* Start ENTRIES SUPPLIED *

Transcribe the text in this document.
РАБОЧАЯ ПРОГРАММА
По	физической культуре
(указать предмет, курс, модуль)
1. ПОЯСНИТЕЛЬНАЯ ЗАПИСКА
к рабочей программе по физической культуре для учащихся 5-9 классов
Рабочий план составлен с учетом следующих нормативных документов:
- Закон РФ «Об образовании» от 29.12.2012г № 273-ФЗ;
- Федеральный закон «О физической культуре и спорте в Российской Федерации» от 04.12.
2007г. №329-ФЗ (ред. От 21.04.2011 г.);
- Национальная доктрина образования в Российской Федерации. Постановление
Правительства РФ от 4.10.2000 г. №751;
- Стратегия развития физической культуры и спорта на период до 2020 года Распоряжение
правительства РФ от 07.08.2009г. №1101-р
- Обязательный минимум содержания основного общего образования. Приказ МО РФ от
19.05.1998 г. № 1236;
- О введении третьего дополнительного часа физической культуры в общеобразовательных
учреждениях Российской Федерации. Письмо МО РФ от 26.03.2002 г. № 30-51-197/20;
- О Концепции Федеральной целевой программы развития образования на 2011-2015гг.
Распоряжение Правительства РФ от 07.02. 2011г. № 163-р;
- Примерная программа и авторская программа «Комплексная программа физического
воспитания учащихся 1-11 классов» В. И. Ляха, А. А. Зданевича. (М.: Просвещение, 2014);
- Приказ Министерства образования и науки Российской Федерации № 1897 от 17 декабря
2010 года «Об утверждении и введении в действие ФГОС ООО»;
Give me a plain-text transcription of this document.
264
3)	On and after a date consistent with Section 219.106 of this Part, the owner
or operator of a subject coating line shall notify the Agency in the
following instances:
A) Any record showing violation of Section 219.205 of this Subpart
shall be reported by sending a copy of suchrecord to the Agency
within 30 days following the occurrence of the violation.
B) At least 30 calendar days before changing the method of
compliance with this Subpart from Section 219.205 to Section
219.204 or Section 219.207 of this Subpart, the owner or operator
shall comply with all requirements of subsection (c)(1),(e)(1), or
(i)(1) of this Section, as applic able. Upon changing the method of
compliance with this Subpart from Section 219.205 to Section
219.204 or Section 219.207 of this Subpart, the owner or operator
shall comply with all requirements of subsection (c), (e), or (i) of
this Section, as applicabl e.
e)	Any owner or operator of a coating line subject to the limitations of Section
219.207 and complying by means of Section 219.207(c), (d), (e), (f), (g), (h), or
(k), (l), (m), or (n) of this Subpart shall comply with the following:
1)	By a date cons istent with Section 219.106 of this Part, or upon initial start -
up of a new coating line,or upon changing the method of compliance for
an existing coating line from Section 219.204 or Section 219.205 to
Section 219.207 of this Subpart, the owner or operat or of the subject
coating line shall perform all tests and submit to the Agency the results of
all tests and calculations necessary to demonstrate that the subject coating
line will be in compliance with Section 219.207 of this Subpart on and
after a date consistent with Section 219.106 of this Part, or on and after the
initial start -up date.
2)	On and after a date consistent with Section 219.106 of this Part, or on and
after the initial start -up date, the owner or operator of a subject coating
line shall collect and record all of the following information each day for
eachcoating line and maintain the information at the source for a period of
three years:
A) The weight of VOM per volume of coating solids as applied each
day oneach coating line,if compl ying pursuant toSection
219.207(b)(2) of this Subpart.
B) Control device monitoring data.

* End ENTRIES SUPPLIED *

→ **TASK**: Extract the data in full. Keep it word for word.

→ **TASK OUTPUT**:
Transcribe the text in this document.
РАБОЧАЯ ПРОГРАММА
По	физической культуре
(указать предмет, курс, модуль)
1. ПОЯСНИТЕЛЬНАЯ ЗАПИСКА
к рабочей программе по физической культуре для учащихся 5-9 классов
Рабочий план составлен с учетом следующих нормативных документов:
- Закон РФ «Об образовании» от 29.12.2012г № 273-ФЗ;
- Федеральный закон «О физической культуре и спорте в Российской Федерации» от 04.12.
2007г. №329-ФЗ (ред. От 21.04.2011 г.);
- Национальная доктрина образования в Российской Федерации. Постановление
Правительства РФ от 4.10.2000 г. №751;
- Стратегия развития физической культуры и спорта на период до 2020 года Распоряжение
правительства РФ от 07.08.2009г. №1101-р
- Обязательный минимум содержания основного общего образования. Приказ МО РФ от
19.05.1998 г. № 1236;
- О введении третьего дополнительного часа физической культуры в общеобразовательных
учреждениях Российской Федерации. Письмо МО РФ от 26.03.2002 г. № 30-51-197/20;
- О Концепции Федеральной целевой программы развития образования на 2011-2015гг.
Распоряжение Правительства РФ от 07.02. 2011г. № 163-р;
- Примерная программа и авторская программа «Комплексная программа физического
воспитания учащихся 1-11 классов» В. И. Ляха, А. А. Зданевича. (М.: Просвещение, 2014);
- Приказ Министерства образования и науки Российской Федерации № 1897 от 17 декабря
2010 года «Об утверждении и введении в действие ФГОС ООО»;
Give me a plain-text transcription of this document.
264
3)	On and after a date consistent with Section 219.106 of this Part, the owner
or operator of a subject coating line shall notify the Agency in the
following instances:
A) Any record showing violation of Section 219.205 of this Subpart
shall be reported by sending a copy of suchrecord to the Agency
within 30 days following the occurrence of the violation.
B) At least 30 calendar days before changing the method of
compliance with this Subpart from Section 219.205 to Section
219.204 or Section 219.207 of this Subpart, the owner or operator
shall comply with all requirements of subsection (c)(1),(e)(1), or
(i)(1) of this Section, as applic able. Upon changing the method of
compliance with this Subpart from Section 219.205 to Section
219.204 or Section 219.207 of this Subpart, the owner or operator
shall comply with all requirements of subsection (c), (e), or (i) of
this Section, as applicabl e.
e)	Any owner or operator of a coating line subject to the limitations of Section
219.207 and complying by means of Section 219.207(c), (d), (e), (f), (g), (h), or
(k), (l), (m), or (n) of this Subpart shall comply with the following:
1)	By a date cons istent with Section 219.106 of this Part, or upon initial start -
up of a new coating line,or upon changing the method of compliance for
an existing coating line from Section 219.204 or Section 219.205 to
Section 219.207 of this Subpart, the owner or operat or of the subject
coating line shall perform all tests and submit to the Agency the results of
all tests and calculations necessary to demonstrate that the subject coating
line will be in compliance with Section 219.207 of this Subpart on and
after a date consistent with Section 219.106 of this Part, or on and after the
initial start -up date.
2)	On and after a date consistent with Section 219.106 of this Part, or on and
after the initial start -up date, the owner or operator of a subject coating
line shall collect and record all of the following information each day for
eachcoating line and maintain the information at the source for a period of
three years:
A) The weight of VOM per volume of coating solids as applied each
day oneach coating line,if compl ying pursuant toSection
219.207(b)(2) of this Subpart.
B) Control device monitoring data.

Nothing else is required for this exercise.